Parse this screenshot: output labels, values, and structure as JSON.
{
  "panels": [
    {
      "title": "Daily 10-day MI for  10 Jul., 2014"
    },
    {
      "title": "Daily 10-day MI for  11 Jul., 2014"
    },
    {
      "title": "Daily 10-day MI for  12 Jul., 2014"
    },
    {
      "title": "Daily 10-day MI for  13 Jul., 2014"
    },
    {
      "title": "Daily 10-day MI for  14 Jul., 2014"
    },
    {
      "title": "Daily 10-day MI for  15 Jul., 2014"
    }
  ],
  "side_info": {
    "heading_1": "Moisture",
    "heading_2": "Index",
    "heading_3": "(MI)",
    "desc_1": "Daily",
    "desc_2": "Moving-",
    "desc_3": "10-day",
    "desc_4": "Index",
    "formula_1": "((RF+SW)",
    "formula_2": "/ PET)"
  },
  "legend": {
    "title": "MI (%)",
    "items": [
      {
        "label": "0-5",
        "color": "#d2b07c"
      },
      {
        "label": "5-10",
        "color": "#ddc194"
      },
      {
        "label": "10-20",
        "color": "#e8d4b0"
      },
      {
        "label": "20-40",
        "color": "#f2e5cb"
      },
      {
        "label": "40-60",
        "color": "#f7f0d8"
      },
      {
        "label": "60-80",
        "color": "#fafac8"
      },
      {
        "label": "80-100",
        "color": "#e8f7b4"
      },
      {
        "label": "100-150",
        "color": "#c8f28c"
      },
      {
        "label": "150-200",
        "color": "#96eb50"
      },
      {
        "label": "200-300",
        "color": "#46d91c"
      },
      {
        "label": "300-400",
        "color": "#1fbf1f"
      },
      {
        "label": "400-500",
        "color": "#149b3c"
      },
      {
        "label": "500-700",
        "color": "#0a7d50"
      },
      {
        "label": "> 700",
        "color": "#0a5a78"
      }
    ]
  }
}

----------------------------------------

* [Short problem]: Lines of the material that contain the word "Daily" are to be gathered.

* [Task response]:
      "title": "Daily 10-day MI for  10 Jul., 2014"
      "title": "Daily 10-day MI for  11 Jul., 2014"
      "title": "Daily 10-day MI for  12 Jul., 2014"
      "title": "Daily 10-day MI for  13 Jul., 2014"
      "title": "Daily 10-day MI for  14 Jul., 2014"
      "title": "Daily 10-day MI for  15 Jul., 2014"
    "desc_1": "Daily",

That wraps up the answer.